Task inputs:
---------------

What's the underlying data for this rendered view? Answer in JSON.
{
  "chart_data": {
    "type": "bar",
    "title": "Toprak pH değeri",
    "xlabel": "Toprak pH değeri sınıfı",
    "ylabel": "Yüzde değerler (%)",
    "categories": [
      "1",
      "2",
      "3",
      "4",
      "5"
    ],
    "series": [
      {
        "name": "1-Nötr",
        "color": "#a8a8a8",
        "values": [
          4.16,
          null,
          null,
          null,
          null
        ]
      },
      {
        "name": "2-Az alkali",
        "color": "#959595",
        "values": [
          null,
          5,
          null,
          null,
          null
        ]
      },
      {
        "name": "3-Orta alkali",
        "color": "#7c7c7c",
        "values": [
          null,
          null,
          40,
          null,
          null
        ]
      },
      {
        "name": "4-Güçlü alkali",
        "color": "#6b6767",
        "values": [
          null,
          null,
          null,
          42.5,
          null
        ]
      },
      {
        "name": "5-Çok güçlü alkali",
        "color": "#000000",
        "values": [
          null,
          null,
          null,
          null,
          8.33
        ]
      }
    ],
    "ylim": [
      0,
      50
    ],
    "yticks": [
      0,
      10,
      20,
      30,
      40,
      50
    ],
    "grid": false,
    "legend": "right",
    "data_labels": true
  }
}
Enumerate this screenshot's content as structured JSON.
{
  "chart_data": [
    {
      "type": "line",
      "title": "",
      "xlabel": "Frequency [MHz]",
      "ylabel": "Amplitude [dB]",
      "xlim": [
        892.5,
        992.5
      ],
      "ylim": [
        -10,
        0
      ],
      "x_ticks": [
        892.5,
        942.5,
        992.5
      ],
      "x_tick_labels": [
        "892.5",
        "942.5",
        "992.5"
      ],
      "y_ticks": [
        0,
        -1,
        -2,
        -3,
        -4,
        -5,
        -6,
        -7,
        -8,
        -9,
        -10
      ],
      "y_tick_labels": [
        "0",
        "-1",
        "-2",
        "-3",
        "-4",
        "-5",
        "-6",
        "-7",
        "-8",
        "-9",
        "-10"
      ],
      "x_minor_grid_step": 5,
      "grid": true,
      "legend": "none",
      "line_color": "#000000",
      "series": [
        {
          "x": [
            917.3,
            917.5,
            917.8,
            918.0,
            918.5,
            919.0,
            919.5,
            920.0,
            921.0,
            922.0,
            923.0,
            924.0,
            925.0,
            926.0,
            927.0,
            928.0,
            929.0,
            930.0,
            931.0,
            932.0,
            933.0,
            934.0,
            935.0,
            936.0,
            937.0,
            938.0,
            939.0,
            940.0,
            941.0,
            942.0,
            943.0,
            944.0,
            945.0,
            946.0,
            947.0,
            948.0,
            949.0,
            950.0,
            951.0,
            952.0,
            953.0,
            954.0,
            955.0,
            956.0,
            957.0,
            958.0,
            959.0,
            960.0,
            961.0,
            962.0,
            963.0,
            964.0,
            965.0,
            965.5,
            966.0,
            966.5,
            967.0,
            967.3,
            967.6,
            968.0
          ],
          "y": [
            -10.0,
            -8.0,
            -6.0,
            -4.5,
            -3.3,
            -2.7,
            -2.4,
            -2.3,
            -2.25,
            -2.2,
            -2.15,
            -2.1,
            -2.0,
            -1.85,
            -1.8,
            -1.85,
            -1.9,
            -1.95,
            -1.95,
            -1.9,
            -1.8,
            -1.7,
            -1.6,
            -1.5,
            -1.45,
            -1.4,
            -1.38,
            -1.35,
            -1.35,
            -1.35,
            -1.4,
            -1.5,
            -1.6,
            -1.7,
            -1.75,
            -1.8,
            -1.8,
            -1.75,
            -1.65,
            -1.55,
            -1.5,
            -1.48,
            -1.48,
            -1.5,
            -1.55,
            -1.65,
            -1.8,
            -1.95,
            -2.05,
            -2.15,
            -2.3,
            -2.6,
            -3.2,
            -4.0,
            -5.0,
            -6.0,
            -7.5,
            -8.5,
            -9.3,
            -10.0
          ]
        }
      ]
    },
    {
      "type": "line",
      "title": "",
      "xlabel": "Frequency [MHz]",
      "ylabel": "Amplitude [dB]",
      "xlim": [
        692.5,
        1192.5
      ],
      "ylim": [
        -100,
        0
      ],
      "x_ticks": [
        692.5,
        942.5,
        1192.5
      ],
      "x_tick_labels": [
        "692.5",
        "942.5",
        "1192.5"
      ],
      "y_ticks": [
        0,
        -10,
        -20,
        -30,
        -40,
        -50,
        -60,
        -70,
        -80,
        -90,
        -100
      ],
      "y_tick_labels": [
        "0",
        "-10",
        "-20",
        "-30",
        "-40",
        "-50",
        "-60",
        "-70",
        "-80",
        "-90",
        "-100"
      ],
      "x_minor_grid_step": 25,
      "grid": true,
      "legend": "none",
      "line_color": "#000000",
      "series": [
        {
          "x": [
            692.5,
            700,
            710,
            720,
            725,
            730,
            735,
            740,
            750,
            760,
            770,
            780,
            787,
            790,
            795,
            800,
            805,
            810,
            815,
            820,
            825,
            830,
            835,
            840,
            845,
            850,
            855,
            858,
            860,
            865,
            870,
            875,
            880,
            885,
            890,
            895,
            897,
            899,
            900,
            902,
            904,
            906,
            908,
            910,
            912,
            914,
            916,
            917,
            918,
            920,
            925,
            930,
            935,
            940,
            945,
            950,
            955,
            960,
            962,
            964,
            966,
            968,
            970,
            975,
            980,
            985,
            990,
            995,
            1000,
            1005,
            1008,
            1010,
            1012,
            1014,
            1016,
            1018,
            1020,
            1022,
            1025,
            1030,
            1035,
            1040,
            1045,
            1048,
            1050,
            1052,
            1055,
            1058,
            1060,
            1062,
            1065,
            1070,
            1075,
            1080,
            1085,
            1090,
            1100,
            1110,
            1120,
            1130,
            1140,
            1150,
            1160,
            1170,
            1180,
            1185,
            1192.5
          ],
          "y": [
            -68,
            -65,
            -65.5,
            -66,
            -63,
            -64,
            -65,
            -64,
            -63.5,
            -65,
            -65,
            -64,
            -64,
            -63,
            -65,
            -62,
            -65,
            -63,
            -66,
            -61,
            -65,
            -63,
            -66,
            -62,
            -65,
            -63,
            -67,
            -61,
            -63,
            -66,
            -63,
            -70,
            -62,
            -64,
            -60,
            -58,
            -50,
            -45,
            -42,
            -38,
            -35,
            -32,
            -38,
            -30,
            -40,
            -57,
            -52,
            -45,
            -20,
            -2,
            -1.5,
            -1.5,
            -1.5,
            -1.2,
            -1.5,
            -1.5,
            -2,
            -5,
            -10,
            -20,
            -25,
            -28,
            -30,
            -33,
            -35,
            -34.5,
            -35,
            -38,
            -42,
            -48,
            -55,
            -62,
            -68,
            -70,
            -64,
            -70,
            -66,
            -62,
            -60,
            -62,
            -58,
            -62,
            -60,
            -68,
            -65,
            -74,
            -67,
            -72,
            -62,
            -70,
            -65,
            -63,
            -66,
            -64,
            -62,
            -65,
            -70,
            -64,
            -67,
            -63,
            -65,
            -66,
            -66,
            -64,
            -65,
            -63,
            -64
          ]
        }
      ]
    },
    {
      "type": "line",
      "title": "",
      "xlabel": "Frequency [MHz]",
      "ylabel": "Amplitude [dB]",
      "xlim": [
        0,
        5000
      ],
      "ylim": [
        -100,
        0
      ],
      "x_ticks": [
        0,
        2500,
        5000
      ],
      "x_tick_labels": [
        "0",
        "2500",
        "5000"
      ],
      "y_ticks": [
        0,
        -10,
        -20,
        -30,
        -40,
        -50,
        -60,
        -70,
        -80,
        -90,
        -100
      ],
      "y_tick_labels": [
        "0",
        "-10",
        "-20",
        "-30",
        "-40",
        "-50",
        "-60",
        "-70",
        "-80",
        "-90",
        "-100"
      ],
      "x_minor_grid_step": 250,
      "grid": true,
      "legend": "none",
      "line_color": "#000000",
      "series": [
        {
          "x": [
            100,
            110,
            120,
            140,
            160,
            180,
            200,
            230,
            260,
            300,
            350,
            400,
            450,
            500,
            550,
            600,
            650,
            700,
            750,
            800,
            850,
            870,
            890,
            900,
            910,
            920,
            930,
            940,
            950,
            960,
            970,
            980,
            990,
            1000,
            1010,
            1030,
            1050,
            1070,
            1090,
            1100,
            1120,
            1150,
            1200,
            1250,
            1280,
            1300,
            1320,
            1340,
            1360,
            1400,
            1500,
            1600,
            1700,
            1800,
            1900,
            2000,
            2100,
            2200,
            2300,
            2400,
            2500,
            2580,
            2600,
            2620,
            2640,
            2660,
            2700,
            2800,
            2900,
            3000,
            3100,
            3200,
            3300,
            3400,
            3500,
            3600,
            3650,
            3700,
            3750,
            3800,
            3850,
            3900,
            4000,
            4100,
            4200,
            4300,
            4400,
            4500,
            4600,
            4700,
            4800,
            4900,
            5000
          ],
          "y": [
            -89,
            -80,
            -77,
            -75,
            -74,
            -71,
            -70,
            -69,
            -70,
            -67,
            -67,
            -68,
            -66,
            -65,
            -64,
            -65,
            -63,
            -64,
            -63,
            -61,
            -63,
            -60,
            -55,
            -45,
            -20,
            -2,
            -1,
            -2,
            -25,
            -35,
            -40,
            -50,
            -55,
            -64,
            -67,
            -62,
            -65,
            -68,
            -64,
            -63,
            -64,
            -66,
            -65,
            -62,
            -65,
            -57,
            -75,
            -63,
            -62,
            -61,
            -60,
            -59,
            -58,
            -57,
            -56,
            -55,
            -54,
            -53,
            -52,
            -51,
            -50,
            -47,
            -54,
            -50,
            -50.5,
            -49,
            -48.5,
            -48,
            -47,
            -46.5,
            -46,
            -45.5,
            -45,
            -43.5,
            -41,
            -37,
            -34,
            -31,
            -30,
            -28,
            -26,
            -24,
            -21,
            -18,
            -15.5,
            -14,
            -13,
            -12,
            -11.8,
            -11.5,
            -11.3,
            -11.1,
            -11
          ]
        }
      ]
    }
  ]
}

---------------

Problem description:
Reply with only the number of lines in the entries that contain the word "alkali".

Exercise response:
4